What is being asked
Pull every line that holds the word "name" from the entries.

Records excerpted from a collection
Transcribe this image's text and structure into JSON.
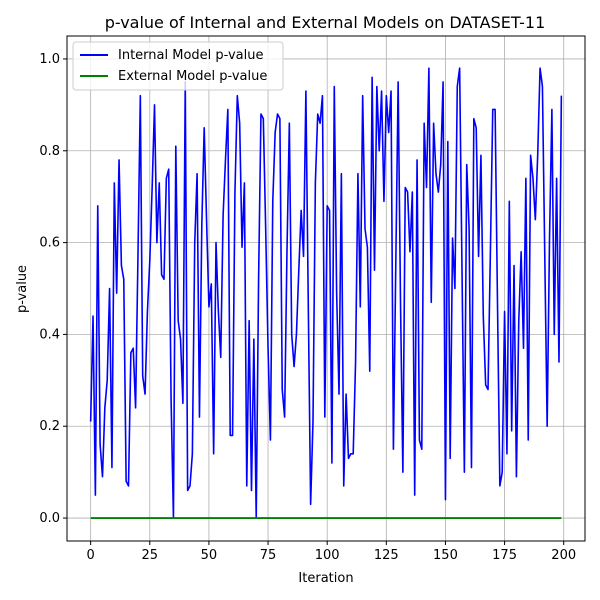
{
  "chart_data": {
    "type": "line",
    "title": "p-value of Internal and External Models on DATASET-11",
    "xlabel": "Iteration",
    "ylabel": "p-value",
    "xlim": [
      -10,
      209
    ],
    "ylim": [
      -0.05,
      1.05
    ],
    "xticks": [
      0,
      25,
      50,
      75,
      100,
      125,
      150,
      175,
      200
    ],
    "yticks": [
      0.0,
      0.2,
      0.4,
      0.6,
      0.8,
      1.0
    ],
    "ytick_labels": [
      "0.0",
      "0.2",
      "0.4",
      "0.6",
      "0.8",
      "1.0"
    ],
    "grid": true,
    "legend_position": "upper-left",
    "series": [
      {
        "name": "Internal Model p-value",
        "color": "#0000ff",
        "x_start": 0,
        "values": [
          0.21,
          0.44,
          0.05,
          0.68,
          0.16,
          0.09,
          0.24,
          0.3,
          0.5,
          0.11,
          0.73,
          0.49,
          0.78,
          0.55,
          0.52,
          0.08,
          0.07,
          0.36,
          0.37,
          0.24,
          0.57,
          0.92,
          0.31,
          0.27,
          0.45,
          0.56,
          0.72,
          0.9,
          0.6,
          0.73,
          0.53,
          0.52,
          0.74,
          0.76,
          0.26,
          0.0,
          0.81,
          0.43,
          0.39,
          0.25,
          0.95,
          0.06,
          0.07,
          0.14,
          0.6,
          0.75,
          0.22,
          0.64,
          0.85,
          0.65,
          0.46,
          0.51,
          0.14,
          0.6,
          0.45,
          0.35,
          0.66,
          0.78,
          0.89,
          0.18,
          0.18,
          0.71,
          0.92,
          0.86,
          0.59,
          0.73,
          0.07,
          0.43,
          0.06,
          0.39,
          0.0,
          0.52,
          0.88,
          0.87,
          0.63,
          0.37,
          0.17,
          0.69,
          0.84,
          0.88,
          0.87,
          0.28,
          0.22,
          0.58,
          0.86,
          0.4,
          0.33,
          0.4,
          0.54,
          0.67,
          0.57,
          0.93,
          0.47,
          0.03,
          0.21,
          0.73,
          0.88,
          0.86,
          0.92,
          0.22,
          0.68,
          0.67,
          0.12,
          0.94,
          0.49,
          0.27,
          0.75,
          0.07,
          0.27,
          0.13,
          0.14,
          0.14,
          0.34,
          0.75,
          0.46,
          0.92,
          0.63,
          0.59,
          0.32,
          0.96,
          0.54,
          0.94,
          0.8,
          0.93,
          0.69,
          0.92,
          0.84,
          0.93,
          0.15,
          0.55,
          0.95,
          0.47,
          0.1,
          0.72,
          0.71,
          0.58,
          0.71,
          0.05,
          0.78,
          0.17,
          0.15,
          0.86,
          0.72,
          0.98,
          0.47,
          0.86,
          0.75,
          0.71,
          0.77,
          0.95,
          0.04,
          0.82,
          0.13,
          0.61,
          0.5,
          0.94,
          0.98,
          0.54,
          0.1,
          0.77,
          0.63,
          0.11,
          0.87,
          0.85,
          0.57,
          0.79,
          0.44,
          0.29,
          0.28,
          0.58,
          0.89,
          0.89,
          0.47,
          0.07,
          0.1,
          0.45,
          0.14,
          0.69,
          0.19,
          0.55,
          0.09,
          0.43,
          0.58,
          0.37,
          0.74,
          0.17,
          0.79,
          0.74,
          0.65,
          0.79,
          0.98,
          0.94,
          0.57,
          0.2,
          0.61,
          0.89,
          0.4,
          0.74,
          0.34,
          0.92
        ]
      },
      {
        "name": "External Model p-value",
        "color": "#008000",
        "x_start": 0,
        "x_end": 199,
        "constant_value": 0.0
      }
    ]
  }
}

Exercise answer
        "name": "Internal Model p-value",
        "name": "External Model p-value",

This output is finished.